TASK OBJECTIVE: Among the lines of this listing, determine how many contain the string "Dette". Answer with the number only.

START TASK DATA

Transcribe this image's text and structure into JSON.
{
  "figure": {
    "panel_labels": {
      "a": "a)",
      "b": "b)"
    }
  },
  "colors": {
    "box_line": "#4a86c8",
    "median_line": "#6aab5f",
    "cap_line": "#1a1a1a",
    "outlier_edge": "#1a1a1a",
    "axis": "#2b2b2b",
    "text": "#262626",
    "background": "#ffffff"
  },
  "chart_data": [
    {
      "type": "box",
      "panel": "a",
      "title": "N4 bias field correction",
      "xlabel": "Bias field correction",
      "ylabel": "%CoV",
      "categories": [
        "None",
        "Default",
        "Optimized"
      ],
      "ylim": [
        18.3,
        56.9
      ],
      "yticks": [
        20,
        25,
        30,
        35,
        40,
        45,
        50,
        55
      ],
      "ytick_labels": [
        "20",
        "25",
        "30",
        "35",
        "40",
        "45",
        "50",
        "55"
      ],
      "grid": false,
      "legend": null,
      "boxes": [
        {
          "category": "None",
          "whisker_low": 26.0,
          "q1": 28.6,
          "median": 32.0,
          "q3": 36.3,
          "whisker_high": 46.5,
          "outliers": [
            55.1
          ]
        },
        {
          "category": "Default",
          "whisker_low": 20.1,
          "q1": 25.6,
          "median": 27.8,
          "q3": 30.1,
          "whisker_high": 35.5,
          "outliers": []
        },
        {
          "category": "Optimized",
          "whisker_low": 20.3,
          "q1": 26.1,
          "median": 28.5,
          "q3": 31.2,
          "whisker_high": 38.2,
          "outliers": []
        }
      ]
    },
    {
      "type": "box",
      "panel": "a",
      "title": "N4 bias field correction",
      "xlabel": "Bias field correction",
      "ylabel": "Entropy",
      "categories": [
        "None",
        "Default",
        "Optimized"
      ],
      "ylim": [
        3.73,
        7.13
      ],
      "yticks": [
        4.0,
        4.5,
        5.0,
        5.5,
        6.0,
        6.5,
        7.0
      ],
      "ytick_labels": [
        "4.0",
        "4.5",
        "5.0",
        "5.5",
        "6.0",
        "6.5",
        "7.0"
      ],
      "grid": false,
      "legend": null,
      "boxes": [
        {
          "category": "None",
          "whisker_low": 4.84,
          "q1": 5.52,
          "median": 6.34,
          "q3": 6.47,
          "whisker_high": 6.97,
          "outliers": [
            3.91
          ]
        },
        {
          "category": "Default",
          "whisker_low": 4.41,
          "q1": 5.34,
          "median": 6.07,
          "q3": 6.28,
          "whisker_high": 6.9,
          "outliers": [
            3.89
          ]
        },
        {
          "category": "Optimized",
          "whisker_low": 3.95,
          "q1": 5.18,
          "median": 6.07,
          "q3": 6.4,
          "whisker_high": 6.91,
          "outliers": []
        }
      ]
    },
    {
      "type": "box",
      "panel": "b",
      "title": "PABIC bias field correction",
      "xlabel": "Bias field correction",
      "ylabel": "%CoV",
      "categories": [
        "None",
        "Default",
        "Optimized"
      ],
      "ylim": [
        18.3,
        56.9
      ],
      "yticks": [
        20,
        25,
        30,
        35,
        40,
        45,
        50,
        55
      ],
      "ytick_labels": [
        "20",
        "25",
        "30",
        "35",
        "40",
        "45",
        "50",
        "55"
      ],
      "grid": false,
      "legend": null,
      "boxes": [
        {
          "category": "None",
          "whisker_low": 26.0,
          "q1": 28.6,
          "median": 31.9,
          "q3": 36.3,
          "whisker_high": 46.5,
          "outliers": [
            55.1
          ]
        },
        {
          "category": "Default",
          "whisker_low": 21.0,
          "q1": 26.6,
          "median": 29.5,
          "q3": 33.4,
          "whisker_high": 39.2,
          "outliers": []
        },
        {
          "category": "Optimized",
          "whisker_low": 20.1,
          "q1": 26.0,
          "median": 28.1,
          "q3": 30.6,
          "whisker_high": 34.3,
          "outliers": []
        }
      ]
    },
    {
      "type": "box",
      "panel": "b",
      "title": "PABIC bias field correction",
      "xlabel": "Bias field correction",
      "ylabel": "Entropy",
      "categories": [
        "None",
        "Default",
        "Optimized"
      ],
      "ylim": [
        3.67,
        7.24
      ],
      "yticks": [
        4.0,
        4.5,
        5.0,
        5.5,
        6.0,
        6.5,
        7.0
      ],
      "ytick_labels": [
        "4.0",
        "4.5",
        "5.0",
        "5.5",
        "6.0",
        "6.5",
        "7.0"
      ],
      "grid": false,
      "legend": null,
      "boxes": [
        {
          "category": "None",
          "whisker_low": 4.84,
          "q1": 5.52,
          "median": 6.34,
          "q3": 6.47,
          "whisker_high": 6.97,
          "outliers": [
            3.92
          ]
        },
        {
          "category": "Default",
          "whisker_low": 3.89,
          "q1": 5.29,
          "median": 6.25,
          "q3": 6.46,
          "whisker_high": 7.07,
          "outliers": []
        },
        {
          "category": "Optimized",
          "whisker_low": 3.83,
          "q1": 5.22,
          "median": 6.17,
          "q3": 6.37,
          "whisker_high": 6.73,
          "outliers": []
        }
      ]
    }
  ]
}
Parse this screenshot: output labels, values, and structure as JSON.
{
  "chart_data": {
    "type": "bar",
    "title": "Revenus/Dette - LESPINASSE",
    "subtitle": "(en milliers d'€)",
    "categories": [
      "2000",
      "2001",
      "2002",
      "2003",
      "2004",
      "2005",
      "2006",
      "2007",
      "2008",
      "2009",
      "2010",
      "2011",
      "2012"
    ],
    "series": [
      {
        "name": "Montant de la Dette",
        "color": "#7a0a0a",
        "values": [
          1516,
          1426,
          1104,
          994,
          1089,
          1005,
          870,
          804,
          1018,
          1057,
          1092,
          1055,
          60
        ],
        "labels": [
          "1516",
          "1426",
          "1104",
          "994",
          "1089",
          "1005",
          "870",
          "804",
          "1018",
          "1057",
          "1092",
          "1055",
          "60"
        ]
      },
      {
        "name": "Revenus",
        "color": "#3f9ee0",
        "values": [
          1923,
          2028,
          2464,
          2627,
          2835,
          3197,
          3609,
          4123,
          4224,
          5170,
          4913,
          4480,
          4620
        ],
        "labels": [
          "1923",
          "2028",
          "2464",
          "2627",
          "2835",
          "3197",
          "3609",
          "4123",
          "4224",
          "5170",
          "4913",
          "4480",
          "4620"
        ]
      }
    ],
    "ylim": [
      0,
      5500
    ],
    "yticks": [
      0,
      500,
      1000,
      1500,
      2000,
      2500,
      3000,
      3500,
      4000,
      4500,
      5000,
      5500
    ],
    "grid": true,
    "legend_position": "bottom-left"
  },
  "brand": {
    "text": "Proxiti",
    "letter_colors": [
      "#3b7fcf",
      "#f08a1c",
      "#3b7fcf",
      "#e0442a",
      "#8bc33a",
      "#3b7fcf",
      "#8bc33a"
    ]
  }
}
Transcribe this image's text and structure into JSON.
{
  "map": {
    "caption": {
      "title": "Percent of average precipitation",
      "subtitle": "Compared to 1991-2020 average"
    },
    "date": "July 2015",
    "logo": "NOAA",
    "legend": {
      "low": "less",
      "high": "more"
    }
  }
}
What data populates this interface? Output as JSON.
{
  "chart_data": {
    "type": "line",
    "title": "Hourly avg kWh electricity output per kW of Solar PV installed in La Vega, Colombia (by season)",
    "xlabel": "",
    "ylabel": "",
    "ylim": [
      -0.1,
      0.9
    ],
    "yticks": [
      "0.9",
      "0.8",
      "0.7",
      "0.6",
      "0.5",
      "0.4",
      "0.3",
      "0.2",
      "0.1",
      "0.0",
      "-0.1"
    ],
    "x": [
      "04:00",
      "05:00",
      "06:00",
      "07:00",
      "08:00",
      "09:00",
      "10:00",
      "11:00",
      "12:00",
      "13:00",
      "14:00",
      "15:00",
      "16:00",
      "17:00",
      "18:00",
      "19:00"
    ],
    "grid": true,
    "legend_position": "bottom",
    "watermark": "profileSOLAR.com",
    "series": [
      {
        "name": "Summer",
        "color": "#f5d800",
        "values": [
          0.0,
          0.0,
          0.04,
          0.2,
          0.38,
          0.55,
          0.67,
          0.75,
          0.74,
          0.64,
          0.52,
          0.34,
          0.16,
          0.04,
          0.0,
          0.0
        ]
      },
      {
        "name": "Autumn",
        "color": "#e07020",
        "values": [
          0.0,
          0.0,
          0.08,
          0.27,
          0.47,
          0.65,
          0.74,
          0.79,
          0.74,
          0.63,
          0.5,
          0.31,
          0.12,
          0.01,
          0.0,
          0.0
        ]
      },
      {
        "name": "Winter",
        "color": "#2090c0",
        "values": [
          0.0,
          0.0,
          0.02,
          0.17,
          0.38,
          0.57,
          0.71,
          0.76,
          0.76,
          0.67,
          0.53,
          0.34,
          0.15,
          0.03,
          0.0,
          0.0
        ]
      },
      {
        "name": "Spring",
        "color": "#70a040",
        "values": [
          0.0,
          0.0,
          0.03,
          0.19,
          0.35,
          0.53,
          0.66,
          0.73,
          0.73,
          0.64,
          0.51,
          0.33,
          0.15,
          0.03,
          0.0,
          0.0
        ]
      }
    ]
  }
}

END TASK DATA

THE OUTPUT: 2